-- Begin --
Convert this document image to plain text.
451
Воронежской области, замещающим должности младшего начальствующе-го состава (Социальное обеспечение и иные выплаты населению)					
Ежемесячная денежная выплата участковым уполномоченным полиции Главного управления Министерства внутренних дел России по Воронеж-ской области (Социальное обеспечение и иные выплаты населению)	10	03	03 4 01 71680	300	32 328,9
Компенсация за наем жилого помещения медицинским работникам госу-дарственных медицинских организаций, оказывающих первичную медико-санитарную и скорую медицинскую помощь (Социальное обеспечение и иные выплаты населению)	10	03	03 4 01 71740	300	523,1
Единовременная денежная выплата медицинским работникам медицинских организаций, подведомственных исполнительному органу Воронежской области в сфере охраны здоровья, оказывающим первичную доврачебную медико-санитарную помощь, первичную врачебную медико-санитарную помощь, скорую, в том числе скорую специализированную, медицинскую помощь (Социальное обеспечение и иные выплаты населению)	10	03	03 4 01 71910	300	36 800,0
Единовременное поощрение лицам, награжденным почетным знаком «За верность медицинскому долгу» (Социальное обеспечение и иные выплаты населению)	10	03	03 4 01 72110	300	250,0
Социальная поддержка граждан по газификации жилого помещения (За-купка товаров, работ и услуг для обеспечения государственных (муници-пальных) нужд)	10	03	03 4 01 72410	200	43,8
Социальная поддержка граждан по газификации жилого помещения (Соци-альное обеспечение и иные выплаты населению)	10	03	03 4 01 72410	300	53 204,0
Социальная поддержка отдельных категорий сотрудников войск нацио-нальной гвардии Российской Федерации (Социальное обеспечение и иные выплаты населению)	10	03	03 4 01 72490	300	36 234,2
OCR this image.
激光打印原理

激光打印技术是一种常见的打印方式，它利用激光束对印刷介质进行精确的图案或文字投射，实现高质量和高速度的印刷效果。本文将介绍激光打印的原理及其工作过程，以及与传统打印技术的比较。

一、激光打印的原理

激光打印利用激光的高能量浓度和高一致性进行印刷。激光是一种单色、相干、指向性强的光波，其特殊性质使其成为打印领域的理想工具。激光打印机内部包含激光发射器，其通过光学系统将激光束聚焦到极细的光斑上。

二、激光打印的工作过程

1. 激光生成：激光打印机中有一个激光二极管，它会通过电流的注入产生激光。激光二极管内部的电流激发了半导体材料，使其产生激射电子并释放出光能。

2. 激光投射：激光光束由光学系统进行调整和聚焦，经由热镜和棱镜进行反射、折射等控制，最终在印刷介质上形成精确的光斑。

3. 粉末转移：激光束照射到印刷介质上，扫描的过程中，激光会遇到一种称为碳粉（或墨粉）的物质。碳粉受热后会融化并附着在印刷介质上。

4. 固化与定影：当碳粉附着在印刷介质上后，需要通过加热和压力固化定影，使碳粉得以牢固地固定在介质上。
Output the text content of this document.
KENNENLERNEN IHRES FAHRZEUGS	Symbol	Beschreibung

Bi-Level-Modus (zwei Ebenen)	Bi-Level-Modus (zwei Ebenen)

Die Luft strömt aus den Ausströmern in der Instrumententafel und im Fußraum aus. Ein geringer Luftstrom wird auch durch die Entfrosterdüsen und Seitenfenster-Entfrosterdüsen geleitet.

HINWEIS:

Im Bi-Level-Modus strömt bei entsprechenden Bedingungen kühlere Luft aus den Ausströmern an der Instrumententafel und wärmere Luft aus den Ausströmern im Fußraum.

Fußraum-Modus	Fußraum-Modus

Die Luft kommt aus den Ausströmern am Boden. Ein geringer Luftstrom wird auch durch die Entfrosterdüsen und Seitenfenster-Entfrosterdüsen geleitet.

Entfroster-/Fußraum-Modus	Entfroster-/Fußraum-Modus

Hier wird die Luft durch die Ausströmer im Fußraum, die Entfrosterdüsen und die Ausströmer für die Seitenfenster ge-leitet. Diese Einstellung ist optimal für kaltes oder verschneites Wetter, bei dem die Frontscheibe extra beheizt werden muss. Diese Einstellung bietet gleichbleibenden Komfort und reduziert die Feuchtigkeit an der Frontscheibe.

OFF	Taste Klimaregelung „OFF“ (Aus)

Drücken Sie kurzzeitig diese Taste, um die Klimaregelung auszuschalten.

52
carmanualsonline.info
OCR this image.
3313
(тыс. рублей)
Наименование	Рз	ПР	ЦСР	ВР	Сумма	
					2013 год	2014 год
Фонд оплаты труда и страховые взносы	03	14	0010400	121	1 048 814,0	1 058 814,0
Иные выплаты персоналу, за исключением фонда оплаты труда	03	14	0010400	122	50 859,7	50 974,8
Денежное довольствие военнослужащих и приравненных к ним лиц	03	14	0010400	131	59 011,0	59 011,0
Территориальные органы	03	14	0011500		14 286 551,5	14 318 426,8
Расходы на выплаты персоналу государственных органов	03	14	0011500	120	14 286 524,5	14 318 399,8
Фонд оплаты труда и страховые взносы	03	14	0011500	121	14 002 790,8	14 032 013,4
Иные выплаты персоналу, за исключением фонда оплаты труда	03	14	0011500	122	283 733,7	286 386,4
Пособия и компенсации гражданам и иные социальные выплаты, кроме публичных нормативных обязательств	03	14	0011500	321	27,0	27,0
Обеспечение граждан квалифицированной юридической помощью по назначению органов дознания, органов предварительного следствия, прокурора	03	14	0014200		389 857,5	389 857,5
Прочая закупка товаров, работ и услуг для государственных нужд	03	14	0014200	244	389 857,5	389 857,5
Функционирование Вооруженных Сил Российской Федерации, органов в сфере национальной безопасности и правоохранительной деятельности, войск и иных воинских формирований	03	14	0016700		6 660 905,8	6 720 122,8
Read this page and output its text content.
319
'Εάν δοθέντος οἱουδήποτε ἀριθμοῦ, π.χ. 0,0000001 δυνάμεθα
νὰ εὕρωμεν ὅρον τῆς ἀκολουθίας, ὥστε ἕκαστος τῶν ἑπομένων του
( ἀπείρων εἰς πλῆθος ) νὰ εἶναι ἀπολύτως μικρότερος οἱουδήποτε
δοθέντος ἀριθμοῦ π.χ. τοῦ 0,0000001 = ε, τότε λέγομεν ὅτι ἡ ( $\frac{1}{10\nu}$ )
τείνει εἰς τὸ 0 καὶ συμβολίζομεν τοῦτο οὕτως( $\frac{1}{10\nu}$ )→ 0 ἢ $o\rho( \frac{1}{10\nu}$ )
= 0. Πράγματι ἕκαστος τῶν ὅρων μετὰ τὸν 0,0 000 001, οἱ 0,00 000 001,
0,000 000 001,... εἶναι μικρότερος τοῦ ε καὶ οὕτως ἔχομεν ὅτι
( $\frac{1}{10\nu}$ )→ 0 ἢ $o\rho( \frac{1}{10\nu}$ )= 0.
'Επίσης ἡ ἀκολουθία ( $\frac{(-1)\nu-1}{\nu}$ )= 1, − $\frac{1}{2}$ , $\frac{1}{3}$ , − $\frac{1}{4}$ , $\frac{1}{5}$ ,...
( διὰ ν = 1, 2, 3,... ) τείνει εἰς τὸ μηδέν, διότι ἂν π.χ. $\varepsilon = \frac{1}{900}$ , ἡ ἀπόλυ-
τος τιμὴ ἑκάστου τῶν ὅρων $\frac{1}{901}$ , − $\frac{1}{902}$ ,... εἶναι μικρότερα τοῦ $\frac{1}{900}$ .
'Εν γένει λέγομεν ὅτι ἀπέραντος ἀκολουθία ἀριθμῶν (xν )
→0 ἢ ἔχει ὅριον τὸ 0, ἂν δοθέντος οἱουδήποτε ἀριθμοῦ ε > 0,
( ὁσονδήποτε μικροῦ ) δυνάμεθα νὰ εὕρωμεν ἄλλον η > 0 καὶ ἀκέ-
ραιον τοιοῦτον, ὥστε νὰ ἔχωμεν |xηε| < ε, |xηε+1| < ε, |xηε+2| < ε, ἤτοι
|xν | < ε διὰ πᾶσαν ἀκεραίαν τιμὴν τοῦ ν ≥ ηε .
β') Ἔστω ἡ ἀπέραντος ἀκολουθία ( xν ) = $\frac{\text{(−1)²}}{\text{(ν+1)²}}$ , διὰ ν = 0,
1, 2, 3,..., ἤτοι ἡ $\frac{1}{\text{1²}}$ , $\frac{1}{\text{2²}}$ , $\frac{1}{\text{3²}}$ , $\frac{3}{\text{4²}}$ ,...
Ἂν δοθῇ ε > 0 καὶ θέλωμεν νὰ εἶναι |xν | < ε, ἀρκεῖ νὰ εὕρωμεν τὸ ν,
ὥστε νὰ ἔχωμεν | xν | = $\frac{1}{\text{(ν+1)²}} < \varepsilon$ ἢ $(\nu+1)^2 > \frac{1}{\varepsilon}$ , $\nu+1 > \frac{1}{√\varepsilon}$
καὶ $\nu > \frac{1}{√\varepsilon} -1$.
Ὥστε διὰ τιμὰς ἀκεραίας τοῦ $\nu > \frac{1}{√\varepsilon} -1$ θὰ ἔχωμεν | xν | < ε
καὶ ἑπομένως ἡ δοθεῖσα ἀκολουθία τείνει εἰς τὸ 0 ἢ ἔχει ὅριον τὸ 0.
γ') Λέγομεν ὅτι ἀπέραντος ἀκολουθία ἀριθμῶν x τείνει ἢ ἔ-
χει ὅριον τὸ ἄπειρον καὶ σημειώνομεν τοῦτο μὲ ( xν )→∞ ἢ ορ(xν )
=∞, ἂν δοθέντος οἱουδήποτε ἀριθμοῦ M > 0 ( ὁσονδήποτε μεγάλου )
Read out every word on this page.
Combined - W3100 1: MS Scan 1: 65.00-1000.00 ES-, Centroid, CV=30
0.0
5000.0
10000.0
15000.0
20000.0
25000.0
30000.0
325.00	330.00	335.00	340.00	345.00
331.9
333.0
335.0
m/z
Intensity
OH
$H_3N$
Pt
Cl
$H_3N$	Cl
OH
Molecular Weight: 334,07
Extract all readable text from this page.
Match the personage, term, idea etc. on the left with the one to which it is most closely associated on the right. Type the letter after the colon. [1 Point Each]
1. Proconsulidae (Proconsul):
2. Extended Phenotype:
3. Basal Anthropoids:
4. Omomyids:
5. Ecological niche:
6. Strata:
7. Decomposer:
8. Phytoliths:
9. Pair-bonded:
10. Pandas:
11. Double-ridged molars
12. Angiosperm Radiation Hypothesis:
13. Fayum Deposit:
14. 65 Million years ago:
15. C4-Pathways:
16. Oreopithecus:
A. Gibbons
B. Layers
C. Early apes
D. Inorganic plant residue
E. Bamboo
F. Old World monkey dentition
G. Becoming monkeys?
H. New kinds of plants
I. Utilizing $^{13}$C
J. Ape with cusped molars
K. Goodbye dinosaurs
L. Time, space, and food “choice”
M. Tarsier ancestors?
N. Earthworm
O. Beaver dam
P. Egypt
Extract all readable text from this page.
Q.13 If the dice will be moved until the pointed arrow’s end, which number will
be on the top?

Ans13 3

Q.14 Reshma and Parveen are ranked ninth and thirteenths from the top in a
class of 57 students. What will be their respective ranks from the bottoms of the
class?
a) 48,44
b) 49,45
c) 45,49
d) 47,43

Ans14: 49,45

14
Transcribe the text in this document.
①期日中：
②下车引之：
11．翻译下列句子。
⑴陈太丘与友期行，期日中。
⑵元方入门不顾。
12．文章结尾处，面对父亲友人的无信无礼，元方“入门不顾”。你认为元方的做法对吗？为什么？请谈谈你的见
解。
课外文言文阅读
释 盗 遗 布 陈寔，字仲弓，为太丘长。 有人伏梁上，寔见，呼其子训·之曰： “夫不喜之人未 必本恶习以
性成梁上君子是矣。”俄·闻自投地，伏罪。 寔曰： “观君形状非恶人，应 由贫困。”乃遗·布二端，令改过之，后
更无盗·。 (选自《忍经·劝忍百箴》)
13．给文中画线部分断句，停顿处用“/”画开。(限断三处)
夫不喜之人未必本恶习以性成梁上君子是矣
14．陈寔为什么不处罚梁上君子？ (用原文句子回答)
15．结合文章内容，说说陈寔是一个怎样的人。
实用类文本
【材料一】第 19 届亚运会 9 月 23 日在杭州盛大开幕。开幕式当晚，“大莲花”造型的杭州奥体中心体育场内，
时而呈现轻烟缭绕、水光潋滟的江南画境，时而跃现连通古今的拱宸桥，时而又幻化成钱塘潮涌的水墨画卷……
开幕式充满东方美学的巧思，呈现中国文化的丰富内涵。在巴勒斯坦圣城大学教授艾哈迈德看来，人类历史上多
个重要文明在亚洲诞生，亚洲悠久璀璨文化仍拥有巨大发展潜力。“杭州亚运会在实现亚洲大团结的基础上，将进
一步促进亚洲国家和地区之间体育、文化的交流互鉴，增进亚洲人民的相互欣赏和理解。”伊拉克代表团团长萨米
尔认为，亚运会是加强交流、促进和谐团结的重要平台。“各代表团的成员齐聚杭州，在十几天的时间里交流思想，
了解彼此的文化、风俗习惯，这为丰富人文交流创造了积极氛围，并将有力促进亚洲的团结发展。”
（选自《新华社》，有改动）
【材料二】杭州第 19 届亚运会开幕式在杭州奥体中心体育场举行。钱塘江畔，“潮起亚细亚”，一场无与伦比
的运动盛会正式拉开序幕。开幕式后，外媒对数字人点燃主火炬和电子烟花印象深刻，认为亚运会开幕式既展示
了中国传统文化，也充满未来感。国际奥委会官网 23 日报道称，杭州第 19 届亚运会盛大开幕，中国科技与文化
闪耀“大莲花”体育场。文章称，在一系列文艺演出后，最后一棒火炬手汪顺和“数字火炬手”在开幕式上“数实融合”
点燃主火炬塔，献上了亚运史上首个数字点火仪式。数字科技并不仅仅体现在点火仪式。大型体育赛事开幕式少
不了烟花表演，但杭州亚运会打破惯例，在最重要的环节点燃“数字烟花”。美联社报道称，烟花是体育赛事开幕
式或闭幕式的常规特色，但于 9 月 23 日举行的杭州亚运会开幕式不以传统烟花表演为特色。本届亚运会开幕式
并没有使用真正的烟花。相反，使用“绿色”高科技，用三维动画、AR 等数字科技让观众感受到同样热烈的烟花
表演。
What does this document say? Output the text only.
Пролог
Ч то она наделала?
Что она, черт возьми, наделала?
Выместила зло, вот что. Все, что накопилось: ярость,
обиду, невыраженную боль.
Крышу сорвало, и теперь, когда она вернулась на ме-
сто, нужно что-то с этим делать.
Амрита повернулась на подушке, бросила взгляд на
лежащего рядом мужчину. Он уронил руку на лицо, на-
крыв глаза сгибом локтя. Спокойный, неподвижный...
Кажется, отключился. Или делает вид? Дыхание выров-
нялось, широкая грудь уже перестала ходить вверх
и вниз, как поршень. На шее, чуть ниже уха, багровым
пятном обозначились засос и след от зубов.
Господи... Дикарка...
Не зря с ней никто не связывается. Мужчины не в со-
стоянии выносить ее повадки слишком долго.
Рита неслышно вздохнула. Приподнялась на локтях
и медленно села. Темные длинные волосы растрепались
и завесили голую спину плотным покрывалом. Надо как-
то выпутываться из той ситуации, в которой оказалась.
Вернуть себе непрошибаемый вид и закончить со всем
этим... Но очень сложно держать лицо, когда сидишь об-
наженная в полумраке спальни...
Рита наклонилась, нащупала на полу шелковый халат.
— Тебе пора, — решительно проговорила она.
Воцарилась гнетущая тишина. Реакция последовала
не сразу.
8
-- End --
- _Problem requirements_:
From the data above, copy each line that holds "Level".

- _Solution below_:
Bi-Level-Modus (zwei Ebenen)	Bi-Level-Modus (zwei Ebenen)
Im Bi-Level-Modus strömt bei entsprechenden Bedingungen kühlere Luft aus den Ausströmern an der Instrumententafel und wärmere Luft aus den Ausströmern im Fußraum.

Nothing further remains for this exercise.